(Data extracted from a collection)
────────────────────

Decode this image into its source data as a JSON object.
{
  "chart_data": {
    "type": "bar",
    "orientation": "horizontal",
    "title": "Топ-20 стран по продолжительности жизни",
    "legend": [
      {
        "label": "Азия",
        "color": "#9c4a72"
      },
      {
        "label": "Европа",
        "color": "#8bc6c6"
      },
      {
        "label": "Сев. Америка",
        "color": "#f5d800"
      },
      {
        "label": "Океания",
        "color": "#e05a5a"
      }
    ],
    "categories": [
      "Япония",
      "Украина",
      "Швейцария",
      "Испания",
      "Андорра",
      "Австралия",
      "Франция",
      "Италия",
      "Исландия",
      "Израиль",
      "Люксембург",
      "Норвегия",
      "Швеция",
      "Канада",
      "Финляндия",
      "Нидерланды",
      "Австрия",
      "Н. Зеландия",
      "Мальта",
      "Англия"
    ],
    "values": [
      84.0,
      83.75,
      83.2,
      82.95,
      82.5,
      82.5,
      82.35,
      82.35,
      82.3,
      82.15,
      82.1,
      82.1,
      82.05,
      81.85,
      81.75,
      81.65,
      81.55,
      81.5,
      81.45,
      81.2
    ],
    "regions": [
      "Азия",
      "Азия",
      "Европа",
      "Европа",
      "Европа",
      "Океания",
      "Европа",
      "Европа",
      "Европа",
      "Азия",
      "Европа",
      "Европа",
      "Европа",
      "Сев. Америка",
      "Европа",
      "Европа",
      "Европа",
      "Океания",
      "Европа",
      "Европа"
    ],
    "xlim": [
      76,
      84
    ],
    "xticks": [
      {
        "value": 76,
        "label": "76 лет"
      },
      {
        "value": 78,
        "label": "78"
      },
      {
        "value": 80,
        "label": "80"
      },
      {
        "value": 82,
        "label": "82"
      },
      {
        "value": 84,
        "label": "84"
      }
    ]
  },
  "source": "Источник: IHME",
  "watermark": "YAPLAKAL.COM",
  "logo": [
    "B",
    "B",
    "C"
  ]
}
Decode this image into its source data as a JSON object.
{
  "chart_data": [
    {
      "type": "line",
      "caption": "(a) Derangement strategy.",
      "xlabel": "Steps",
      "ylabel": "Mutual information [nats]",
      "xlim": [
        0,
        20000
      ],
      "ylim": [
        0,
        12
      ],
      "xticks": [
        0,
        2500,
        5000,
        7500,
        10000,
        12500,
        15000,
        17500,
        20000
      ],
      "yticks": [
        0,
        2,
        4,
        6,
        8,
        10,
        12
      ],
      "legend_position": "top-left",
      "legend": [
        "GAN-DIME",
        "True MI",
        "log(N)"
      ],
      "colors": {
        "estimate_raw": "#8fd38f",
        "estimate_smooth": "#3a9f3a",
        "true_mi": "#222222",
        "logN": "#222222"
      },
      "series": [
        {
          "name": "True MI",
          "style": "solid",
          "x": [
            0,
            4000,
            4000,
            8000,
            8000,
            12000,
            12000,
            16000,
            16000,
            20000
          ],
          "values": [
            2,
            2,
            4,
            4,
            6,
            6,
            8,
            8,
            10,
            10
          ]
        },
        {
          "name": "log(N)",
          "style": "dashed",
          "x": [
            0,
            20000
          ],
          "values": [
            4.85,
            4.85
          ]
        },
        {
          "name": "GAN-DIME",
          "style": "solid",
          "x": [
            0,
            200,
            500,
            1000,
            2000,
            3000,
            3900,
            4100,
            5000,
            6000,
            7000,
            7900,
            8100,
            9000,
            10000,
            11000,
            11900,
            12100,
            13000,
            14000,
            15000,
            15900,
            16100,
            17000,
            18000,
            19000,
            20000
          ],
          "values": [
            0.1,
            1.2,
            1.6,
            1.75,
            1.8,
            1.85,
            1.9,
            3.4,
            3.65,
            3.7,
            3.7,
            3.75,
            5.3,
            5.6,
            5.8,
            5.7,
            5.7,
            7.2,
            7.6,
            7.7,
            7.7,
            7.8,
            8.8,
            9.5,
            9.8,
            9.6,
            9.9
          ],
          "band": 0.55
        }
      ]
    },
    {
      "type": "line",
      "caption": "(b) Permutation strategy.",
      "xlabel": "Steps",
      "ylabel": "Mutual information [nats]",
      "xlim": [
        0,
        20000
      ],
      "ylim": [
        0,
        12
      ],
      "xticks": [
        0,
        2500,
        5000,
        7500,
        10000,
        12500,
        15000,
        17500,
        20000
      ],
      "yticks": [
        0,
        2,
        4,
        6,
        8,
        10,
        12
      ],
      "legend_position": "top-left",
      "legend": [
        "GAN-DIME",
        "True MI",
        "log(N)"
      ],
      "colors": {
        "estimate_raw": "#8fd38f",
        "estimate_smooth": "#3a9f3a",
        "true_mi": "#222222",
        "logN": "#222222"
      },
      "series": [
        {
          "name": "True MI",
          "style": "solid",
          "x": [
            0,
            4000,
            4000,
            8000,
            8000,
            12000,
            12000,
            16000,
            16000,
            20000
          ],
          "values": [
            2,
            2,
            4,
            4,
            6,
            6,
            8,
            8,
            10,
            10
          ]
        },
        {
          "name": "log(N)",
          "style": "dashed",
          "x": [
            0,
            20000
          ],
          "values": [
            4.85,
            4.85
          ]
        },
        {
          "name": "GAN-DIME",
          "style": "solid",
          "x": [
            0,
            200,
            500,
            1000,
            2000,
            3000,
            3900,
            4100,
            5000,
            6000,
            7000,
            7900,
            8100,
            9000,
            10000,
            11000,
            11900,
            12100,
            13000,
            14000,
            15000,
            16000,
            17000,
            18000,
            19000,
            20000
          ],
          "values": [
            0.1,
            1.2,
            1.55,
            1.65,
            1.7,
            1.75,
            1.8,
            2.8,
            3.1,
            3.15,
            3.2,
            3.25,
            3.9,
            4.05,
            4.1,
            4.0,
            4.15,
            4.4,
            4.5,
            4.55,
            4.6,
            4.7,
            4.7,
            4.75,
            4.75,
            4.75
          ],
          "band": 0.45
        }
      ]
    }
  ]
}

────────────────────

To be done —
The whole listing above needs to be written out again exactly.

Result of this exercise —
Decode this image into its source data as a JSON object.
{
  "chart_data": {
    "type": "bar",
    "orientation": "horizontal",
    "title": "Топ-20 стран по продолжительности жизни",
    "legend": [
      {
        "label": "Азия",
        "color": "#9c4a72"
      },
      {
        "label": "Европа",
        "color": "#8bc6c6"
      },
      {
        "label": "Сев. Америка",
        "color": "#f5d800"
      },
      {
        "label": "Океания",
        "color": "#e05a5a"
      }
    ],
    "categories": [
      "Япония",
      "Украина",
      "Швейцария",
      "Испания",
      "Андорра",
      "Австралия",
      "Франция",
      "Италия",
      "Исландия",
      "Израиль",
      "Люксембург",
      "Норвегия",
      "Швеция",
      "Канада",
      "Финляндия",
      "Нидерланды",
      "Австрия",
      "Н. Зеландия",
      "Мальта",
      "Англия"
    ],
    "values": [
      84.0,
      83.75,
      83.2,
      82.95,
      82.5,
      82.5,
      82.35,
      82.35,
      82.3,
      82.15,
      82.1,
      82.1,
      82.05,
      81.85,
      81.75,
      81.65,
      81.55,
      81.5,
      81.45,
      81.2
    ],
    "regions": [
      "Азия",
      "Азия",
      "Европа",
      "Европа",
      "Европа",
      "Океания",
      "Европа",
      "Европа",
      "Европа",
      "Азия",
      "Европа",
      "Европа",
      "Европа",
      "Сев. Америка",
      "Европа",
      "Европа",
      "Европа",
      "Океания",
      "Европа",
      "Европа"
    ],
    "xlim": [
      76,
      84
    ],
    "xticks": [
      {
        "value": 76,
        "label": "76 лет"
      },
      {
        "value": 78,
        "label": "78"
      },
      {
        "value": 80,
        "label": "80"
      },
      {
        "value": 82,
        "label": "82"
      },
      {
        "value": 84,
        "label": "84"
      }
    ]
  },
  "source": "Источник: IHME",
  "watermark": "YAPLAKAL.COM",
  "logo": [
    "B",
    "B",
    "C"
  ]
}
Decode this image into its source data as a JSON object.
{
  "chart_data": [
    {
      "type": "line",
      "caption": "(a) Derangement strategy.",
      "xlabel": "Steps",
      "ylabel": "Mutual information [nats]",
      "xlim": [
        0,
        20000
      ],
      "ylim": [
        0,
        12
      ],
      "xticks": [
        0,
        2500,
        5000,
        7500,
        10000,
        12500,
        15000,
        17500,
        20000
      ],
      "yticks": [
        0,
        2,
        4,
        6,
        8,
        10,
        12
      ],
      "legend_position": "top-left",
      "legend": [
        "GAN-DIME",
        "True MI",
        "log(N)"
      ],
      "colors": {
        "estimate_raw": "#8fd38f",
        "estimate_smooth": "#3a9f3a",
        "true_mi": "#222222",
        "logN": "#222222"
      },
      "series": [
        {
          "name": "True MI",
          "style": "solid",
          "x": [
            0,
            4000,
            4000,
            8000,
            8000,
            12000,
            12000,
            16000,
            16000,
            20000
          ],
          "values": [
            2,
            2,
            4,
            4,
            6,
            6,
            8,
            8,
            10,
            10
          ]
        },
        {
          "name": "log(N)",
          "style": "dashed",
          "x": [
            0,
            20000
          ],
          "values": [
            4.85,
            4.85
          ]
        },
        {
          "name": "GAN-DIME",
          "style": "solid",
          "x": [
            0,
            200,
            500,
            1000,
            2000,
            3000,
            3900,
            4100,
            5000,
            6000,
            7000,
            7900,
            8100,
            9000,
            10000,
            11000,
            11900,
            12100,
            13000,
            14000,
            15000,
            15900,
            16100,
            17000,
            18000,
            19000,
            20000
          ],
          "values": [
            0.1,
            1.2,
            1.6,
            1.75,
            1.8,
            1.85,
            1.9,
            3.4,
            3.65,
            3.7,
            3.7,
            3.75,
            5.3,
            5.6,
            5.8,
            5.7,
            5.7,
            7.2,
            7.6,
            7.7,
            7.7,
            7.8,
            8.8,
            9.5,
            9.8,
            9.6,
            9.9
          ],
          "band": 0.55
        }
      ]
    },
    {
      "type": "line",
      "caption": "(b) Permutation strategy.",
      "xlabel": "Steps",
      "ylabel": "Mutual information [nats]",
      "xlim": [
        0,
        20000
      ],
      "ylim": [
        0,
        12
      ],
      "xticks": [
        0,
        2500,
        5000,
        7500,
        10000,
        12500,
        15000,
        17500,
        20000
      ],
      "yticks": [
        0,
        2,
        4,
        6,
        8,
        10,
        12
      ],
      "legend_position": "top-left",
      "legend": [
        "GAN-DIME",
        "True MI",
        "log(N)"
      ],
      "colors": {
        "estimate_raw": "#8fd38f",
        "estimate_smooth": "#3a9f3a",
        "true_mi": "#222222",
        "logN": "#222222"
      },
      "series": [
        {
          "name": "True MI",
          "style": "solid",
          "x": [
            0,
            4000,
            4000,
            8000,
            8000,
            12000,
            12000,
            16000,
            16000,
            20000
          ],
          "values": [
            2,
            2,
            4,
            4,
            6,
            6,
            8,
            8,
            10,
            10
          ]
        },
        {
          "name": "log(N)",
          "style": "dashed",
          "x": [
            0,
            20000
          ],
          "values": [
            4.85,
            4.85
          ]
        },
        {
          "name": "GAN-DIME",
          "style": "solid",
          "x": [
            0,
            200,
            500,
            1000,
            2000,
            3000,
            3900,
            4100,
            5000,
            6000,
            7000,
            7900,
            8100,
            9000,
            10000,
            11000,
            11900,
            12100,
            13000,
            14000,
            15000,
            16000,
            17000,
            18000,
            19000,
            20000
          ],
          "values": [
            0.1,
            1.2,
            1.55,
            1.65,
            1.7,
            1.75,
            1.8,
            2.8,
            3.1,
            3.15,
            3.2,
            3.25,
            3.9,
            4.05,
            4.1,
            4.0,
            4.15,
            4.4,
            4.5,
            4.55,
            4.6,
            4.7,
            4.7,
            4.75,
            4.75,
            4.75
          ],
          "band": 0.45
        }
      ]
    }
  ]
}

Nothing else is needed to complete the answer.